RECORD SET:
· · · · ·
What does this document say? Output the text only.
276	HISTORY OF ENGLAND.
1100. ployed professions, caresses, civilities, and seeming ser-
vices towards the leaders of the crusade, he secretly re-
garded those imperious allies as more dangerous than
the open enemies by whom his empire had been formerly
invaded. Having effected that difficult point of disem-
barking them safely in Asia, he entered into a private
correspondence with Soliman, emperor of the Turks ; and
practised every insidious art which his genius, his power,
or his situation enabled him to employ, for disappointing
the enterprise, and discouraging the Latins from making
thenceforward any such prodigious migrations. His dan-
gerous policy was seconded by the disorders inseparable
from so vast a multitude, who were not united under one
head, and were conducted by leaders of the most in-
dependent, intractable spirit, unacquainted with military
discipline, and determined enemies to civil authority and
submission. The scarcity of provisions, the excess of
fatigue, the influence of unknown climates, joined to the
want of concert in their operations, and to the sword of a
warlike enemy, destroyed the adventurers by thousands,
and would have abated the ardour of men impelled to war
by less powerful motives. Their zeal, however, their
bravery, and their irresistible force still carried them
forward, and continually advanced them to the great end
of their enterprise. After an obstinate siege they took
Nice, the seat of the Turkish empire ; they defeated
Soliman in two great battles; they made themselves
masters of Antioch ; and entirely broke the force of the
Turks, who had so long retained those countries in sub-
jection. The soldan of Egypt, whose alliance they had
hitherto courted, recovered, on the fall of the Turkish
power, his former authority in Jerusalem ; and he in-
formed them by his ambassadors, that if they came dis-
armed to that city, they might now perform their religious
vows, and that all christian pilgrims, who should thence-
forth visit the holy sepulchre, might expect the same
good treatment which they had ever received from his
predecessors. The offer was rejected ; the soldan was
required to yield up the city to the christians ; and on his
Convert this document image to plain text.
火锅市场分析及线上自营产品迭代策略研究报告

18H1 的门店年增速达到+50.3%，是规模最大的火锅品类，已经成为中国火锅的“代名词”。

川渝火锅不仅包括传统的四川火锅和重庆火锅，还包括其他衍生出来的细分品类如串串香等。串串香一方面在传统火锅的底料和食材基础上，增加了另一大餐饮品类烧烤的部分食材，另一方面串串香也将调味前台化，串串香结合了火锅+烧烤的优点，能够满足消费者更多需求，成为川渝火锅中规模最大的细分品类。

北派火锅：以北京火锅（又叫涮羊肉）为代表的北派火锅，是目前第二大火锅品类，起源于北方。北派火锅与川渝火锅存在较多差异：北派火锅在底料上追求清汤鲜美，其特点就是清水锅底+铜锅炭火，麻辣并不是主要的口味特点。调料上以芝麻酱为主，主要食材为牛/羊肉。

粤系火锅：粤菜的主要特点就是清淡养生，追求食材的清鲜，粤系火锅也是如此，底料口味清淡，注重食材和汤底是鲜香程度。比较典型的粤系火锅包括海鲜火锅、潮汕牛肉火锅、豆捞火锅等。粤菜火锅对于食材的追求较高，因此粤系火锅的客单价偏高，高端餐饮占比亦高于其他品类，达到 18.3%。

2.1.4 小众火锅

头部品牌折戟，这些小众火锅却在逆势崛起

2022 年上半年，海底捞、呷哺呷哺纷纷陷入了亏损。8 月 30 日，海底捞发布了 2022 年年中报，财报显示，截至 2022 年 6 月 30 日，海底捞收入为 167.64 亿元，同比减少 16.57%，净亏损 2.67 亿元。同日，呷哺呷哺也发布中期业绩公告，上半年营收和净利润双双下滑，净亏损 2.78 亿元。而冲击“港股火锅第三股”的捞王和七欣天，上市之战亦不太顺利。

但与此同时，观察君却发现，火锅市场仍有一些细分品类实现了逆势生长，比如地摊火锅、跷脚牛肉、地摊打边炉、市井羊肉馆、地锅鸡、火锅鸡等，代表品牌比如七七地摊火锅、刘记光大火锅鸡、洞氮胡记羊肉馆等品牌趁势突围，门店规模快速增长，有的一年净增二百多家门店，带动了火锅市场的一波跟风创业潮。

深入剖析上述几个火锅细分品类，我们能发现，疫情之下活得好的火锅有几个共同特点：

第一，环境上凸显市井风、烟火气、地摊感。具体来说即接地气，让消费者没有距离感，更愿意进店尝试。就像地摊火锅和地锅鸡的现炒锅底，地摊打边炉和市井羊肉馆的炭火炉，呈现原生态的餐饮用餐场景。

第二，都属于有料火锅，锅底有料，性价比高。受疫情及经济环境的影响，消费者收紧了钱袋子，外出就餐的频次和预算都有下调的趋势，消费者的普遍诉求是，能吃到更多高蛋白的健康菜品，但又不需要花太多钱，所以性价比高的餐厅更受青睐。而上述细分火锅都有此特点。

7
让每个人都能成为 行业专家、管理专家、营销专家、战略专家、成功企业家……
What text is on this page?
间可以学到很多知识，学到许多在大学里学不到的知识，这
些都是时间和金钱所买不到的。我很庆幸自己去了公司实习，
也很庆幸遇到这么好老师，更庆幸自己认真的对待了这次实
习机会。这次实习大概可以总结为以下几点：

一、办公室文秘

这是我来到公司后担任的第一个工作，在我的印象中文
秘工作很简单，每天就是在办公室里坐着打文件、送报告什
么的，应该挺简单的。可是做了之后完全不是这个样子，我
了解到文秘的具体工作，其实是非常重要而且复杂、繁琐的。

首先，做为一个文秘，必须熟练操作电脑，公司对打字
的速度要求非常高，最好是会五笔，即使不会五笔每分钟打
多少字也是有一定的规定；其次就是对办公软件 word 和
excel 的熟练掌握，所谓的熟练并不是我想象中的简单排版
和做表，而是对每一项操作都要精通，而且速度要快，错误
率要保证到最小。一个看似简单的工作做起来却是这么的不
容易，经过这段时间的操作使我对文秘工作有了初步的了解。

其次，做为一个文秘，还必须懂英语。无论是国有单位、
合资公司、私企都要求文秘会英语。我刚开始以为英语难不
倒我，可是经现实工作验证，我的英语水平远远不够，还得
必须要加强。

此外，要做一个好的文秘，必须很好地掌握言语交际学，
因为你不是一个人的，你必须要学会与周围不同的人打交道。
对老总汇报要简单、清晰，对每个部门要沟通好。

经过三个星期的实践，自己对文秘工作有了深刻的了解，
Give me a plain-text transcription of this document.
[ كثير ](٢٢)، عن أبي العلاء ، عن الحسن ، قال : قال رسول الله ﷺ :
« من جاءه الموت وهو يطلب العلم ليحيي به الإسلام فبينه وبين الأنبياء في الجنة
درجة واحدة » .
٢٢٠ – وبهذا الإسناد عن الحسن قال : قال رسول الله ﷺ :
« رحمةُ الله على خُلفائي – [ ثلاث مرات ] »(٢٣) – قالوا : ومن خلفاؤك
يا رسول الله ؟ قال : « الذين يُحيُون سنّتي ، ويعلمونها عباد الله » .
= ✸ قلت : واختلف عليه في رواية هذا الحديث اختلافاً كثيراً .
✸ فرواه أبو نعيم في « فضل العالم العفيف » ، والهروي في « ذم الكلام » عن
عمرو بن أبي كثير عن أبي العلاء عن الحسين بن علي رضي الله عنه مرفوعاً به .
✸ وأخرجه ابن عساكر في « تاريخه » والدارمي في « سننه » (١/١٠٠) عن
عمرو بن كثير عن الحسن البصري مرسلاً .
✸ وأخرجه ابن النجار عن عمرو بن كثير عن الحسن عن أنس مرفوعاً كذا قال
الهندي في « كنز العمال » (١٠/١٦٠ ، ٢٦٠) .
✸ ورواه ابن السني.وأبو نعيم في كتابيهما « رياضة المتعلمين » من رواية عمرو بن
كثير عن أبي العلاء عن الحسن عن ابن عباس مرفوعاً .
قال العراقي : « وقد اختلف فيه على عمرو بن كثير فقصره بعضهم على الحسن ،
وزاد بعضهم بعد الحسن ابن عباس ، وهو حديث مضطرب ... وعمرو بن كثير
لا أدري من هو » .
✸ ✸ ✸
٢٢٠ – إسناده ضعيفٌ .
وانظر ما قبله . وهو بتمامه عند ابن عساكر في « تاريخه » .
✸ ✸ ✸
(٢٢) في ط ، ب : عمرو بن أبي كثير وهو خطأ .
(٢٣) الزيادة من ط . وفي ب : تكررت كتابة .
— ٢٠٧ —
· · · · ·
WHAT YOU WILL DO:
Copy each line of the listing in which the word "authority" can be found.

COMPLETED EXERCISE:
discipline, and determined enemies to civil authority and
power, his former authority in Jerusalem ; and he in-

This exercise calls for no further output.